__Text for analysis__:
---
Summary: Findings shed light on the mechanisms underlying brain damage in microgravity.
Source: Science China Press
Although they have been investigated for the last decade, the mechanisms that underlie microgravity-induced neurological changes have not yet fully been elucidated. Upward fluid transfer following exposure to microgravity leads to certain adaptive changes in the brain parenchyma, cerebrospinal fluid (CSF), and blood vessels.
The brain extracellular space (ECS) contains brain interstitial fluid (ISF) and occupies 15%–20% of the living brain by volume. Since the brain ECS serves as an important intermediate station for material transfer among capillaries, neural cells, and CSF, the alterations to this space that occur following exposure to microgravity remain unclear.
In this study, the brain ECS and drainage of the ISF under simulated microgravity were investigated using a self-developed measuring instrument with Decs-mapping technique. Changes of ECS and substance transportation within were demonstrated at very early stage.
Drainage of ISF was accelerated at day 3 and slowed at day 7. There was no abnormal neuronal morphology detected by HE staining and TUNEL in the HU-3 group; the percentages of hyperchromatic nuclei and apoptotic neurons showed no difference from the CON-3 group. However, in the HU-7 group, the abnormal cell structure associated with an increase in the apoptosis of cells did not recover in the hippocampal CA1 region.
After the reloading process, the faster drainage at day 3 returned to the normal level, while the slow drainage at day 7 was irreversible. The brain ISF flows in the ECS and its drainage plays a significant role in maintaining local homeostasis for neuronal activities. Actually, ISF drainage is affected by both the local properties of the brain ECS and the drainage pathway.
These findings provided a new way to understand the mechanism underlying potential brain damage under microgravity, as well as a perspective from which we may be able to protect astronauts.
Both ISF drainage and ECS diffusion could be regulated by neurotransmitters released following neuronal activities.
Meanwhile, the exploration of mutual interactions between the neural networks, the brain ECS, and the vascular system is worthy of further investigation. Elucidating the ECS and ISF changes over a longer duration of simulated microgravity will contribute to the protection of astronauts in upcoming long-term manned space flights or moon landing missions.
---
__Action item A__:
The article on microgravity and the brain defines several abbreviations by spelling them out. List each of those abbreviations with its full form.
__Action item B__:
Say whether each statement agrees with the article on microgravity and the brain. Answer yes or no and quote the words that decide it. (i) The brain ECS takes up 15%–20% of the living brain by volume. (ii) After reloading, the slow drainage seen at day 7 went back to normal. (iii) HE staining and TUNEL found abnormal neuronal morphology in the HU-3 group.
__Action item C__:
Continue the article on microgravity and the brain from its last sentence.
The entries that come after this article are separate material and have no connection to it.

__Items from a dataset__:
---
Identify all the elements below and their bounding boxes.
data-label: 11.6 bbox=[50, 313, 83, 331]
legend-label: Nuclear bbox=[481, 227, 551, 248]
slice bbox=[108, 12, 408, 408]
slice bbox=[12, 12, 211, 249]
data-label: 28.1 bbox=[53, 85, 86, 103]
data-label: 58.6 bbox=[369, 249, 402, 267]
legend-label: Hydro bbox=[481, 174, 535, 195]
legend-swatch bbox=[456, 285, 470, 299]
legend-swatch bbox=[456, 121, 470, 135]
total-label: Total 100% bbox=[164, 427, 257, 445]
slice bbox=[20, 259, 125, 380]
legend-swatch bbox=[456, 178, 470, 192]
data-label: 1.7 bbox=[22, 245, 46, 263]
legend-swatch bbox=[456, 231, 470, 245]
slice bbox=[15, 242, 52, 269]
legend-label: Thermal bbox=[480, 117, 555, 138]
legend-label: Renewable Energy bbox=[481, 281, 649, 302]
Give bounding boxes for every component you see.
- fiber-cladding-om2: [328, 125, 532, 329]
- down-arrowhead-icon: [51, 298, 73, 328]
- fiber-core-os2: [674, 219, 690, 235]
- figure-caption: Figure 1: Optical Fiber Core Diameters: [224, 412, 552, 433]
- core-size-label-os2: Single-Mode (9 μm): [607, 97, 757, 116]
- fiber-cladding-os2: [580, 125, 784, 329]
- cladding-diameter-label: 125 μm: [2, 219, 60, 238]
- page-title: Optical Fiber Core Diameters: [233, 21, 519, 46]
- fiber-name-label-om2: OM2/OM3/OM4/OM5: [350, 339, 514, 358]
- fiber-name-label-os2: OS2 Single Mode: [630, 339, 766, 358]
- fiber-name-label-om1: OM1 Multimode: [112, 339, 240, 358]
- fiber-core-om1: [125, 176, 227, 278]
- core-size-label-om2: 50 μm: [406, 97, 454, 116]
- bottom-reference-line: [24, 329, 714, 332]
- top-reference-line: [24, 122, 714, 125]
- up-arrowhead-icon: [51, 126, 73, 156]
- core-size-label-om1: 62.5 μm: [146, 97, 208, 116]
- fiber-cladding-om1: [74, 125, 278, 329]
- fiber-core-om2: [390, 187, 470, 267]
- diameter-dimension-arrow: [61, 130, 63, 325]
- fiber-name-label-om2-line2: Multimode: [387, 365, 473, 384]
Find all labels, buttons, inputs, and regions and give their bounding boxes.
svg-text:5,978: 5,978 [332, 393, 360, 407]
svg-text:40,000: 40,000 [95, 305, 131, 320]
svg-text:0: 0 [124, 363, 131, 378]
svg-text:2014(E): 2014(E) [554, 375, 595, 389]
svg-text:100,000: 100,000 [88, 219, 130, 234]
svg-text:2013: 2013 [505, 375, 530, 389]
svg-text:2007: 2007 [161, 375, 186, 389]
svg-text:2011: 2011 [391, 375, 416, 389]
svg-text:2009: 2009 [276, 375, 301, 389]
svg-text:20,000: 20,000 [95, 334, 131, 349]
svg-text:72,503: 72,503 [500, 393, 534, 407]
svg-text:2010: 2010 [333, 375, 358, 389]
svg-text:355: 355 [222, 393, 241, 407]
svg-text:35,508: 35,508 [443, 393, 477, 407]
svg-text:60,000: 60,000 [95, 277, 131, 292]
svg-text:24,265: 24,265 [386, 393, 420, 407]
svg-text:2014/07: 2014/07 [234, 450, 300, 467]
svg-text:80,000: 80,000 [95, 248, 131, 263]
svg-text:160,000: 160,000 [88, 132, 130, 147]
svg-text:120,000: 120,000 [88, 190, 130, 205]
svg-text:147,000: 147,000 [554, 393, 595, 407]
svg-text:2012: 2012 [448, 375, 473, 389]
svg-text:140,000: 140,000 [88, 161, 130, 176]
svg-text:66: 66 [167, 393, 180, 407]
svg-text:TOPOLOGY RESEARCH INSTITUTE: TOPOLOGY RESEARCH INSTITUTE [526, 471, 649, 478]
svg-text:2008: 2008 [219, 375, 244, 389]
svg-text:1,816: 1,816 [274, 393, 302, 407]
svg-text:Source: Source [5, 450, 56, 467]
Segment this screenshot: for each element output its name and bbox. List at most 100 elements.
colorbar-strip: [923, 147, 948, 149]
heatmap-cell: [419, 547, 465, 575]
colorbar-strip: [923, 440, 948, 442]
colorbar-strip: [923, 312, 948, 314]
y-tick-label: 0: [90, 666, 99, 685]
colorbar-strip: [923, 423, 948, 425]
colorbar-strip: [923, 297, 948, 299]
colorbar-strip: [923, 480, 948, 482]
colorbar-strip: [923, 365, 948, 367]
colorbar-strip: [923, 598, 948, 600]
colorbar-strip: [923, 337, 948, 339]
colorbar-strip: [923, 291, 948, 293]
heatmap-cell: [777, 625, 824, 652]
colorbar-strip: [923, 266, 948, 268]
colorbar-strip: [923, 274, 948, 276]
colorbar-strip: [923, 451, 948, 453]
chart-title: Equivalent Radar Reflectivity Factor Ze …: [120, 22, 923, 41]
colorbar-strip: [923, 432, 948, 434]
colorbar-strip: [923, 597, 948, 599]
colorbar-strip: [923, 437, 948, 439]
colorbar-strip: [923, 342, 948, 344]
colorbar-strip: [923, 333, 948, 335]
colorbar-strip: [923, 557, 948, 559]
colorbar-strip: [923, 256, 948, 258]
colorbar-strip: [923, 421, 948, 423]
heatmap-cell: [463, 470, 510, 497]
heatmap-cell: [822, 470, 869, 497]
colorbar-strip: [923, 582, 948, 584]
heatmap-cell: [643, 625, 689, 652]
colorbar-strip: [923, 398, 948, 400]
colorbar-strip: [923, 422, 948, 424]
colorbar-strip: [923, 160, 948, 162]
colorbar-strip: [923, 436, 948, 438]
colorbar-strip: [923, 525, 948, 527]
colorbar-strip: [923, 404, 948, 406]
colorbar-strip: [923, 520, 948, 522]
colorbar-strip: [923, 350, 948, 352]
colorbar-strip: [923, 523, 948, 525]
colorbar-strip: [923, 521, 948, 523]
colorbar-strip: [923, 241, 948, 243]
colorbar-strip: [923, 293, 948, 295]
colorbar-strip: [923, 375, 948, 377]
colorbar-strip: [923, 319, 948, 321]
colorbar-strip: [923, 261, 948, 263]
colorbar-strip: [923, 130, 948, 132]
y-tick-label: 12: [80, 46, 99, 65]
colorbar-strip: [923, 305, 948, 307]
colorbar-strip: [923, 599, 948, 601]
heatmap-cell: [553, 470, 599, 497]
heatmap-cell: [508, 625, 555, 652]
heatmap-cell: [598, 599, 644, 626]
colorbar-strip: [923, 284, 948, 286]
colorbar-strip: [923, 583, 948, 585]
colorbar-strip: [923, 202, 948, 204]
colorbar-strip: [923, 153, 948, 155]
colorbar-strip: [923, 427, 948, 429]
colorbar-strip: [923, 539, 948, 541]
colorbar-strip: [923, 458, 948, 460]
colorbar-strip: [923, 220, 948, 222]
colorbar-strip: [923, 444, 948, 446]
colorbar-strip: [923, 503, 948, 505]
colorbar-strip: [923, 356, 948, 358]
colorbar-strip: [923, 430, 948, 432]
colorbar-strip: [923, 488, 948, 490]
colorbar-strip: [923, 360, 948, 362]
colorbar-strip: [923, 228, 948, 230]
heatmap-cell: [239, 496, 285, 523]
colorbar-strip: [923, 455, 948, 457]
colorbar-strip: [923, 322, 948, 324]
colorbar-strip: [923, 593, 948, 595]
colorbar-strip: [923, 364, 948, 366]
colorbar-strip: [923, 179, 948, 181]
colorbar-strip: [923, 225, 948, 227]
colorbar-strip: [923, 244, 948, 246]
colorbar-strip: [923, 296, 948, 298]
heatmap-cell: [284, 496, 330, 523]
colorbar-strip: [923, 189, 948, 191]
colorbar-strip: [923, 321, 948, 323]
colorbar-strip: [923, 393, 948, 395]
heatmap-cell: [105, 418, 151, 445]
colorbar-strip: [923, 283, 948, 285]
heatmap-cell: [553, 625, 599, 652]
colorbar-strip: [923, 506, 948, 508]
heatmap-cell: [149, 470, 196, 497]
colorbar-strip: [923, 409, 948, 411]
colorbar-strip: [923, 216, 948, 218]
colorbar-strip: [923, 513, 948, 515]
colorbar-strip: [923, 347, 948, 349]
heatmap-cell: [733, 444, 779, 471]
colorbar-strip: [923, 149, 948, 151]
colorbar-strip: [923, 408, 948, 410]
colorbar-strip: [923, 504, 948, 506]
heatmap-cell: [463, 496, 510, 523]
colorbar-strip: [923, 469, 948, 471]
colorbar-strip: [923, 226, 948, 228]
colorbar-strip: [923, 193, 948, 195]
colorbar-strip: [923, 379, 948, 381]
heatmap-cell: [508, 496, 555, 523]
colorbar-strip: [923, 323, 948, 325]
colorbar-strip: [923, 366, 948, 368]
---
__Task result A__:
CSF: cerebrospinal fluid
ECS: extracellular space (brain extracellular space)
ISF: interstitial fluid (brain interstitial fluid)

__Task result B__:
(i) Yes: "occupies 15%–20% of the living brain by volume"
(ii) No: "the slow drainage at day 7 was irreversible"
(iii) No: "There was no abnormal neuronal morphology detected by HE staining and TUNEL in the HU-3 group"

__Task result C__:
About this neuroscience research news
Author: Bei Yan
Source: Science China Press
Contact: Bei Yan – Science China Press
Image: The image is credited to Science China Press
Original Research: Closed access.
“Early changes to the extracellular space in the hippocampus under simulated microgravity conditions” by Gao, Y., Han, H., Du, J.,et al. Science China Press Sciences
Early changes to the extracellular space in the hippocampus under simulated microgravity conditions
The smooth transportation of substances through the brain extracellular space (ECS) is crucial to maintaining brain function; however, the way this occurs under simulated microgravity remains unclear. In this study, tracer-based magnetic resonance imaging (MRI) and DECS-mapping techniques were used to image the drainage of brain interstitial fluid (ISF) from the ECS of the hippocampus in a tail-suspended hindlimb-unloading rat model at day 3 (HU-3) and 7 (HU-7).
The results indicated that drainage of the ISF was accelerated in the HU-3 group but slowed markedly in the HU-7 group. The tortuosity of the ECS decreased in the HU-3 group but increased in the HU-7 group, while the volume fraction of the ECS increased in both groups.
The diffusion rate within the ECS increased in the HU-3 group and decreased in the HU-7 group. The alterations to ISF drainage and diffusion in the ECS were recoverable in the HU-3 group, but neither parameter was restored in the HU-7 group.
Our findings suggest that early changes to the hippocampal ECS and ISF drainage under simulated microgravity can be detected by tracer-based MRI, providing a new perspective for studying microgravity-induced nano-scale structure abnormities and developing neuroprotective approaches involving the brain ECS.